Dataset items
____________________

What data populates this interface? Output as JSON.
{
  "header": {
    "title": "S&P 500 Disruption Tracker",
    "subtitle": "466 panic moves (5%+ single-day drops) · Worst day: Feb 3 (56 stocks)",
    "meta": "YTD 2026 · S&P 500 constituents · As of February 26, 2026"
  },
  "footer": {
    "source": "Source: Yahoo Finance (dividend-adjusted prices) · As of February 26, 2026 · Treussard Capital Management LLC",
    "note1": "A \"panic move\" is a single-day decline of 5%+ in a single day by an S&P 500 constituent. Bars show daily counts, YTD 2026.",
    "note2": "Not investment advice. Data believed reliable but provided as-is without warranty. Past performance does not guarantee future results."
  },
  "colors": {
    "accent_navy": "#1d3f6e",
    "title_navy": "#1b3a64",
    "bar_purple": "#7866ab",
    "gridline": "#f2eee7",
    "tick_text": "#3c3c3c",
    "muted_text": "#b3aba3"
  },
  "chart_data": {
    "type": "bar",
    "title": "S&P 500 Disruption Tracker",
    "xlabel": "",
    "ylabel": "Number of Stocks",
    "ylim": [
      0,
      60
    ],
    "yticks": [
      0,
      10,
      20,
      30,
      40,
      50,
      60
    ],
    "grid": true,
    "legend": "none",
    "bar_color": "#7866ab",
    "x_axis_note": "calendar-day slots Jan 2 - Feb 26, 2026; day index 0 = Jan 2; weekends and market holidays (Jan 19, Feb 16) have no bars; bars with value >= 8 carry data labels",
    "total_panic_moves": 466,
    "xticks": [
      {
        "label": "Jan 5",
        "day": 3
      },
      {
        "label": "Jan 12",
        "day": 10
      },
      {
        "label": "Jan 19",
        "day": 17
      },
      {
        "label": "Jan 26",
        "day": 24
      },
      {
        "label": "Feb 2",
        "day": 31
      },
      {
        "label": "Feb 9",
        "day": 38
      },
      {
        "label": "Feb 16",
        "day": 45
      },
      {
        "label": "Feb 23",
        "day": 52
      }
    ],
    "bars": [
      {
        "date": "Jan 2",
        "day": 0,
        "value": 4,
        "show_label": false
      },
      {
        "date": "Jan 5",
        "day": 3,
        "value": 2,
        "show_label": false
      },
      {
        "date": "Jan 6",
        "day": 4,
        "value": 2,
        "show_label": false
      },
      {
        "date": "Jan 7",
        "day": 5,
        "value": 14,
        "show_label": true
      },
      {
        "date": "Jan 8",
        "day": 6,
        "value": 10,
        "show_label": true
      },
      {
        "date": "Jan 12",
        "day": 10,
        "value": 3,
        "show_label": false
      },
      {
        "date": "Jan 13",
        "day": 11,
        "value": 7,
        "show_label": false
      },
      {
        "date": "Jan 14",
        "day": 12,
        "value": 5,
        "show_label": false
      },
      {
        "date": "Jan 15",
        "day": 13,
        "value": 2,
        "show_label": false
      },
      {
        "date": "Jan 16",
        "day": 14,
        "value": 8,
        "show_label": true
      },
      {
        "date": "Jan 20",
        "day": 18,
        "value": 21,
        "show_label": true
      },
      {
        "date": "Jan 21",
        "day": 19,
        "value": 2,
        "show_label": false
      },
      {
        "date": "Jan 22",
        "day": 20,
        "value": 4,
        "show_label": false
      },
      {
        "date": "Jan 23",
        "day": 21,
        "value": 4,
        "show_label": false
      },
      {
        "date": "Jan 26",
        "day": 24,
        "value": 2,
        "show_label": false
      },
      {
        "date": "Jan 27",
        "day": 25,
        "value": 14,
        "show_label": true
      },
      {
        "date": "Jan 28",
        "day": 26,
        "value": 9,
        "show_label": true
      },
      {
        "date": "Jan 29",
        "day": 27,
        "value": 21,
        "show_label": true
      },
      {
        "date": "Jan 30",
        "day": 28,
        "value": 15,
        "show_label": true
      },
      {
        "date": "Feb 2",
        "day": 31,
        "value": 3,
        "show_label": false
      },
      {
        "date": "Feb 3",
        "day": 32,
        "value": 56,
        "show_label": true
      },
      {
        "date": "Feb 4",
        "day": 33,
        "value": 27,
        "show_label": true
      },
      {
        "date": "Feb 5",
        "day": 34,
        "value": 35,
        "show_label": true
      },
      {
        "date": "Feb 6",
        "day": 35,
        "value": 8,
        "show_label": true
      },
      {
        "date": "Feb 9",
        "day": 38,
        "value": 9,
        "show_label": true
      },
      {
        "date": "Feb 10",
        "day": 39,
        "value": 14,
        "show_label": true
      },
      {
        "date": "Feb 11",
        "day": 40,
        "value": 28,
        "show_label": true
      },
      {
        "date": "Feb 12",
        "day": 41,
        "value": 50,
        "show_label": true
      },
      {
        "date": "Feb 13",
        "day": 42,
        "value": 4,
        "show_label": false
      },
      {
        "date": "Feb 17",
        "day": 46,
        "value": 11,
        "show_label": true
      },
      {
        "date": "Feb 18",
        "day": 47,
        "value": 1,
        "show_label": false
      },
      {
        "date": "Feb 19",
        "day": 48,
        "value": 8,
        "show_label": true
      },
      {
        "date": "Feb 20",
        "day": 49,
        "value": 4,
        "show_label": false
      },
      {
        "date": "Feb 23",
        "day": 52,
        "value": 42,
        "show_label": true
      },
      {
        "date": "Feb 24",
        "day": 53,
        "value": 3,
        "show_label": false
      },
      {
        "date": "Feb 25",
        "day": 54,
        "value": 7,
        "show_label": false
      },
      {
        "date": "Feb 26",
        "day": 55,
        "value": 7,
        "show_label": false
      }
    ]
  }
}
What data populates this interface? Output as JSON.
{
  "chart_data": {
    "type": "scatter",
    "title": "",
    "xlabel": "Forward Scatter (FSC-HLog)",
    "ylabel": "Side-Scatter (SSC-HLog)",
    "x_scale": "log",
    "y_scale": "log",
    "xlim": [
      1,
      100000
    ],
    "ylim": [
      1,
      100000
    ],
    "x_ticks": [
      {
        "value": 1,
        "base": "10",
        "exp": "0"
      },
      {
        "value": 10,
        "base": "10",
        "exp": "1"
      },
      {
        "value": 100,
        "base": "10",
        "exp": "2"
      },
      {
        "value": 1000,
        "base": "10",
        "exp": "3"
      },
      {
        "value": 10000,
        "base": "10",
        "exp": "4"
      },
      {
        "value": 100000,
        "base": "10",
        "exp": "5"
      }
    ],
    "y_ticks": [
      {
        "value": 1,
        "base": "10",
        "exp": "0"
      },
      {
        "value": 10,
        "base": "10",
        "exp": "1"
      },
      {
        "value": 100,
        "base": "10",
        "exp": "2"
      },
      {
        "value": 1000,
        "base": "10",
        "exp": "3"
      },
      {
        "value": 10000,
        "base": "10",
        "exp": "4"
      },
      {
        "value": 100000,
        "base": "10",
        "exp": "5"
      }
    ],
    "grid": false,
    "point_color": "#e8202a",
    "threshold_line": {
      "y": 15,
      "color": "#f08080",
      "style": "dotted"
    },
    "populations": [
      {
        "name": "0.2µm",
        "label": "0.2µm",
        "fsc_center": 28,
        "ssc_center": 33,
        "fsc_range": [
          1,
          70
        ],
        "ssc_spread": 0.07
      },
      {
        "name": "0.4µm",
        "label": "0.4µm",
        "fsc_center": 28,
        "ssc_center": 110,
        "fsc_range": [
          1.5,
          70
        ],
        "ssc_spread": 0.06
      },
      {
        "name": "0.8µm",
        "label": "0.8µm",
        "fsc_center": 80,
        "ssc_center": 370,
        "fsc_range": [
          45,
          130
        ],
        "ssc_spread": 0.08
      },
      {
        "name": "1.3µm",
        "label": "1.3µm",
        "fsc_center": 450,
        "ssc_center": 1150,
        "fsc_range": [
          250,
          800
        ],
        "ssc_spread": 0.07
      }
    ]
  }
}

____________________

**What the exercise asks:** Print all of the entries exactly as they appear.

**Solution for this problem:**
What data populates this interface? Output as JSON.
{
  "header": {
    "title": "S&P 500 Disruption Tracker",
    "subtitle": "466 panic moves (5%+ single-day drops) · Worst day: Feb 3 (56 stocks)",
    "meta": "YTD 2026 · S&P 500 constituents · As of February 26, 2026"
  },
  "footer": {
    "source": "Source: Yahoo Finance (dividend-adjusted prices) · As of February 26, 2026 · Treussard Capital Management LLC",
    "note1": "A \"panic move\" is a single-day decline of 5%+ in a single day by an S&P 500 constituent. Bars show daily counts, YTD 2026.",
    "note2": "Not investment advice. Data believed reliable but provided as-is without warranty. Past performance does not guarantee future results."
  },
  "colors": {
    "accent_navy": "#1d3f6e",
    "title_navy": "#1b3a64",
    "bar_purple": "#7866ab",
    "gridline": "#f2eee7",
    "tick_text": "#3c3c3c",
    "muted_text": "#b3aba3"
  },
  "chart_data": {
    "type": "bar",
    "title": "S&P 500 Disruption Tracker",
    "xlabel": "",
    "ylabel": "Number of Stocks",
    "ylim": [
      0,
      60
    ],
    "yticks": [
      0,
      10,
      20,
      30,
      40,
      50,
      60
    ],
    "grid": true,
    "legend": "none",
    "bar_color": "#7866ab",
    "x_axis_note": "calendar-day slots Jan 2 - Feb 26, 2026; day index 0 = Jan 2; weekends and market holidays (Jan 19, Feb 16) have no bars; bars with value >= 8 carry data labels",
    "total_panic_moves": 466,
    "xticks": [
      {
        "label": "Jan 5",
        "day": 3
      },
      {
        "label": "Jan 12",
        "day": 10
      },
      {
        "label": "Jan 19",
        "day": 17
      },
      {
        "label": "Jan 26",
        "day": 24
      },
      {
        "label": "Feb 2",
        "day": 31
      },
      {
        "label": "Feb 9",
        "day": 38
      },
      {
        "label": "Feb 16",
        "day": 45
      },
      {
        "label": "Feb 23",
        "day": 52
      }
    ],
    "bars": [
      {
        "date": "Jan 2",
        "day": 0,
        "value": 4,
        "show_label": false
      },
      {
        "date": "Jan 5",
        "day": 3,
        "value": 2,
        "show_label": false
      },
      {
        "date": "Jan 6",
        "day": 4,
        "value": 2,
        "show_label": false
      },
      {
        "date": "Jan 7",
        "day": 5,
        "value": 14,
        "show_label": true
      },
      {
        "date": "Jan 8",
        "day": 6,
        "value": 10,
        "show_label": true
      },
      {
        "date": "Jan 12",
        "day": 10,
        "value": 3,
        "show_label": false
      },
      {
        "date": "Jan 13",
        "day": 11,
        "value": 7,
        "show_label": false
      },
      {
        "date": "Jan 14",
        "day": 12,
        "value": 5,
        "show_label": false
      },
      {
        "date": "Jan 15",
        "day": 13,
        "value": 2,
        "show_label": false
      },
      {
        "date": "Jan 16",
        "day": 14,
        "value": 8,
        "show_label": true
      },
      {
        "date": "Jan 20",
        "day": 18,
        "value": 21,
        "show_label": true
      },
      {
        "date": "Jan 21",
        "day": 19,
        "value": 2,
        "show_label": false
      },
      {
        "date": "Jan 22",
        "day": 20,
        "value": 4,
        "show_label": false
      },
      {
        "date": "Jan 23",
        "day": 21,
        "value": 4,
        "show_label": false
      },
      {
        "date": "Jan 26",
        "day": 24,
        "value": 2,
        "show_label": false
      },
      {
        "date": "Jan 27",
        "day": 25,
        "value": 14,
        "show_label": true
      },
      {
        "date": "Jan 28",
        "day": 26,
        "value": 9,
        "show_label": true
      },
      {
        "date": "Jan 29",
        "day": 27,
        "value": 21,
        "show_label": true
      },
      {
        "date": "Jan 30",
        "day": 28,
        "value": 15,
        "show_label": true
      },
      {
        "date": "Feb 2",
        "day": 31,
        "value": 3,
        "show_label": false
      },
      {
        "date": "Feb 3",
        "day": 32,
        "value": 56,
        "show_label": true
      },
      {
        "date": "Feb 4",
        "day": 33,
        "value": 27,
        "show_label": true
      },
      {
        "date": "Feb 5",
        "day": 34,
        "value": 35,
        "show_label": true
      },
      {
        "date": "Feb 6",
        "day": 35,
        "value": 8,
        "show_label": true
      },
      {
        "date": "Feb 9",
        "day": 38,
        "value": 9,
        "show_label": true
      },
      {
        "date": "Feb 10",
        "day": 39,
        "value": 14,
        "show_label": true
      },
      {
        "date": "Feb 11",
        "day": 40,
        "value": 28,
        "show_label": true
      },
      {
        "date": "Feb 12",
        "day": 41,
        "value": 50,
        "show_label": true
      },
      {
        "date": "Feb 13",
        "day": 42,
        "value": 4,
        "show_label": false
      },
      {
        "date": "Feb 17",
        "day": 46,
        "value": 11,
        "show_label": true
      },
      {
        "date": "Feb 18",
        "day": 47,
        "value": 1,
        "show_label": false
      },
      {
        "date": "Feb 19",
        "day": 48,
        "value": 8,
        "show_label": true
      },
      {
        "date": "Feb 20",
        "day": 49,
        "value": 4,
        "show_label": false
      },
      {
        "date": "Feb 23",
        "day": 52,
        "value": 42,
        "show_label": true
      },
      {
        "date": "Feb 24",
        "day": 53,
        "value": 3,
        "show_label": false
      },
      {
        "date": "Feb 25",
        "day": 54,
        "value": 7,
        "show_label": false
      },
      {
        "date": "Feb 26",
        "day": 55,
        "value": 7,
        "show_label": false
      }
    ]
  }
}
What data populates this interface? Output as JSON.
{
  "chart_data": {
    "type": "scatter",
    "title": "",
    "xlabel": "Forward Scatter (FSC-HLog)",
    "ylabel": "Side-Scatter (SSC-HLog)",
    "x_scale": "log",
    "y_scale": "log",
    "xlim": [
      1,
      100000
    ],
    "ylim": [
      1,
      100000
    ],
    "x_ticks": [
      {
        "value": 1,
        "base": "10",
        "exp": "0"
      },
      {
        "value": 10,
        "base": "10",
        "exp": "1"
      },
      {
        "value": 100,
        "base": "10",
        "exp": "2"
      },
      {
        "value": 1000,
        "base": "10",
        "exp": "3"
      },
      {
        "value": 10000,
        "base": "10",
        "exp": "4"
      },
      {
        "value": 100000,
        "base": "10",
        "exp": "5"
      }
    ],
    "y_ticks": [
      {
        "value": 1,
        "base": "10",
        "exp": "0"
      },
      {
        "value": 10,
        "base": "10",
        "exp": "1"
      },
      {
        "value": 100,
        "base": "10",
        "exp": "2"
      },
      {
        "value": 1000,
        "base": "10",
        "exp": "3"
      },
      {
        "value": 10000,
        "base": "10",
        "exp": "4"
      },
      {
        "value": 100000,
        "base": "10",
        "exp": "5"
      }
    ],
    "grid": false,
    "point_color": "#e8202a",
    "threshold_line": {
      "y": 15,
      "color": "#f08080",
      "style": "dotted"
    },
    "populations": [
      {
        "name": "0.2µm",
        "label": "0.2µm",
        "fsc_center": 28,
        "ssc_center": 33,
        "fsc_range": [
          1,
          70
        ],
        "ssc_spread": 0.07
      },
      {
        "name": "0.4µm",
        "label": "0.4µm",
        "fsc_center": 28,
        "ssc_center": 110,
        "fsc_range": [
          1.5,
          70
        ],
        "ssc_spread": 0.06
      },
      {
        "name": "0.8µm",
        "label": "0.8µm",
        "fsc_center": 80,
        "ssc_center": 370,
        "fsc_range": [
          45,
          130
        ],
        "ssc_spread": 0.08
      },
      {
        "name": "1.3µm",
        "label": "1.3µm",
        "fsc_center": 450,
        "ssc_center": 1150,
        "fsc_range": [
          250,
          800
        ],
        "ssc_spread": 0.07
      }
    ]
  }
}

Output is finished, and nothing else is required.